Ketegasan pimpinan KPK yang diketuai Agus Rahardjo dan Presiden Jokowi terkait dengan penanganan kasus korupsi yang tanpa pandang bulu itu tentunya patut diapresiasi.
Siapa yang tidak kenal dengan Imam Nahrawi? Namanya mulai mencuat sejak menjadi Ketua DPW PKB Jatim. Jejak digital mencatat, Minggu (20/7/2008), bersama PKB kubu Muhaimin Iskandar, ia bersukaria atas kekalahan KH Abdurrahman Wahid.
Mereka melakukan syukuran paska kemenangan kubu Imin setelah MA menolak kasasi PKB kubu Gus Dur itu. Ia mencukur gundul rambutnya. Ketika itu, Ketua Dewan Syuro, KH Azis Mansyur sendiri yang memotong rambut Imam. Itulah jejaknya.

> _Data Mentah_
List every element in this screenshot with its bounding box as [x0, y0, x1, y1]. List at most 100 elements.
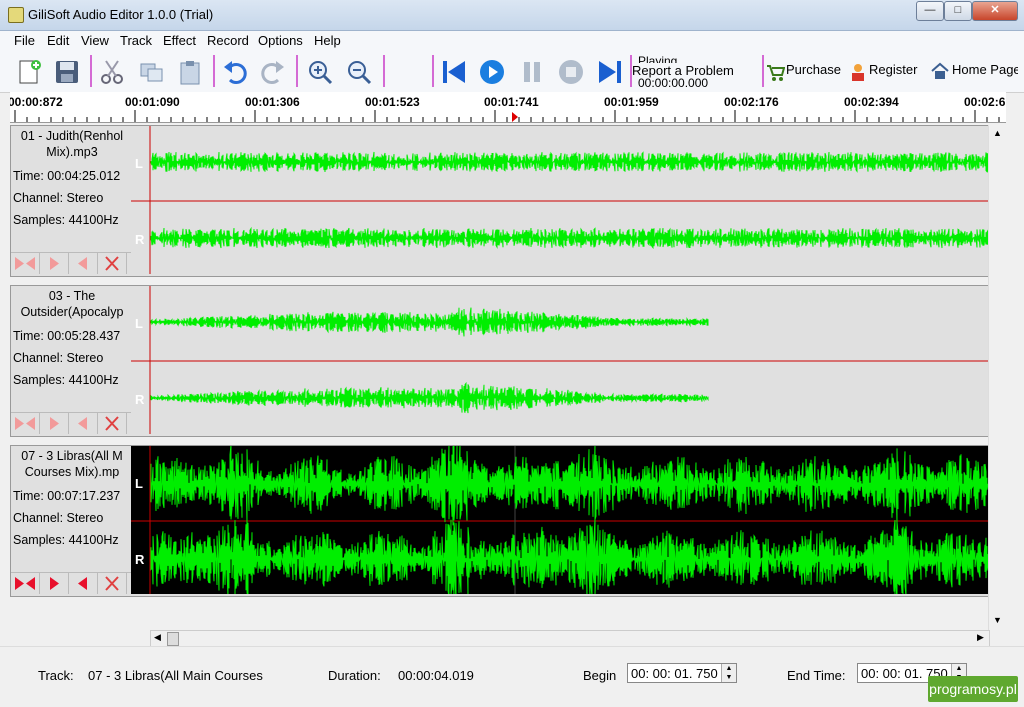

> _Petunjuk Tugas_
(A) Menurut teks tentang Imam Nahrawi, siapakah yang memotong rambut Imam Nahrawi saat syukuran kemenangan kubu Imin?
(B) Lanjutkan teks tentang Imam Nahrawi mulai dari kalimat terakhirnya.
Materi tersebut tidak diperlukan untuk mengerjakan tugas.

> _Hasil Setiap Tugas_
(A) Ketua Dewan Syuro, KH Azis Mansyur.

(B)
Setelah 11 tahun aksi gundul itu, Menpora Imam Nahrawi harus menjadi pesakinan dan telah ditetapkan KPK karena diduga menerima gratifikasi senilai Rp 16,5 miliar dari KONI sebagai commitment fee pengurusan pencairan dana hibah Kemenpora.
Kasus dugaan tipikor pemberian dana hibah KONI ini telah sampai pada penetapan Menpora Imam Nahrawi sebagai tersangka oleh KPK. Sebelum Imam, KPK telah menjerat lima orang tersangka kasus dana hibah tersebut.
Mereka adalah Sekjen KONI Ending Fuad Hamidy, Bendahara Umum KONI Johnny E. Awuy, dua staf Kemenpora yakni Adhi Purnomo dan Eko Triyanto, serta Mantan Deputi IV Bidang Peningkatan Prestasi Olahraga Kemenpora, Mulyana.
Ending dan Johnny telah divonis bersalah oleh majelis hakim tipikor. Ending selaku Sekjen KONI dihukum 2 tahun delapan bulan penjara, sementara Johnny sebagai Bendahara Umum KONI divonis penjara 1 tahun delapan bulan.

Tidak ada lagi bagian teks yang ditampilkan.